### Request
Pull out each line of the data that includes the word "e²ˣdx".

Start

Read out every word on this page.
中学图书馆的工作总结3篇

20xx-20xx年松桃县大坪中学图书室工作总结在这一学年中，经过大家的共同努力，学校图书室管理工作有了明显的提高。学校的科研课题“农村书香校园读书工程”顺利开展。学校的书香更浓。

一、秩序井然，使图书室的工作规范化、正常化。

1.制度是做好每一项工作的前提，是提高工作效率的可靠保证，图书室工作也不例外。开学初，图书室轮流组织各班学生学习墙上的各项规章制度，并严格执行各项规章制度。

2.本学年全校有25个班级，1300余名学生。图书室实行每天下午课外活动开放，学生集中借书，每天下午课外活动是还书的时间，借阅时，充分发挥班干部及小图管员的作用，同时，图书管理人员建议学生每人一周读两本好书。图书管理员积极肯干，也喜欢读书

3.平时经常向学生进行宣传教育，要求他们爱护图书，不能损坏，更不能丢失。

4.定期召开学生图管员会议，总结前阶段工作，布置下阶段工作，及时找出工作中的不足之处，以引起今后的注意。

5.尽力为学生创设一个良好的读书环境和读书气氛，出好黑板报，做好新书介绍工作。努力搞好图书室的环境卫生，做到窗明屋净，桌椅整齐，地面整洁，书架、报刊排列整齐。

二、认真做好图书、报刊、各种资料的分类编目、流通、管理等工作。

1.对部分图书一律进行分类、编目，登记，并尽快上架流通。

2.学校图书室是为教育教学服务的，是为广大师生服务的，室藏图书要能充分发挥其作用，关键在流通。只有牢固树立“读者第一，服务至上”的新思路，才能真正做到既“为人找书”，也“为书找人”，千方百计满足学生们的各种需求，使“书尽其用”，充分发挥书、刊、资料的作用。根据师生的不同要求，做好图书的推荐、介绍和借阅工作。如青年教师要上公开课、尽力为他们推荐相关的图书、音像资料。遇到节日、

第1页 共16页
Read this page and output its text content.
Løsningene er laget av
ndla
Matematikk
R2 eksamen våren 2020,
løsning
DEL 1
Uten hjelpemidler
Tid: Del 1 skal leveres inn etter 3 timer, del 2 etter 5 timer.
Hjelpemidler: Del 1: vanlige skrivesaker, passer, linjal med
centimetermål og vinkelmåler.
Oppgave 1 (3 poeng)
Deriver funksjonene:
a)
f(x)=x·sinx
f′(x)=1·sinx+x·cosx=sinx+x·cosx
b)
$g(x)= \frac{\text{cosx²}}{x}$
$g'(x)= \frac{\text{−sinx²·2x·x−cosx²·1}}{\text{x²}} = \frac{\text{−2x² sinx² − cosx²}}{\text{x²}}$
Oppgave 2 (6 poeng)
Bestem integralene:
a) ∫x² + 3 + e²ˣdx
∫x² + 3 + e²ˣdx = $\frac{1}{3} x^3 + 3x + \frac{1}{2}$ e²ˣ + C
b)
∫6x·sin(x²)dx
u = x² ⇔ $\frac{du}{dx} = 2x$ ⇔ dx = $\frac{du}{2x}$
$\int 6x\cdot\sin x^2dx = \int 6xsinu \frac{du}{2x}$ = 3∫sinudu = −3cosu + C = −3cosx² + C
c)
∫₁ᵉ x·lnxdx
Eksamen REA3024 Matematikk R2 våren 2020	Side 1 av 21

End

### The response
a) ∫x² + 3 + e²ˣdx
∫x² + 3 + e²ˣdx = $\frac{1}{3} x^3 + 3x + \frac{1}{2}$ e²ˣ + C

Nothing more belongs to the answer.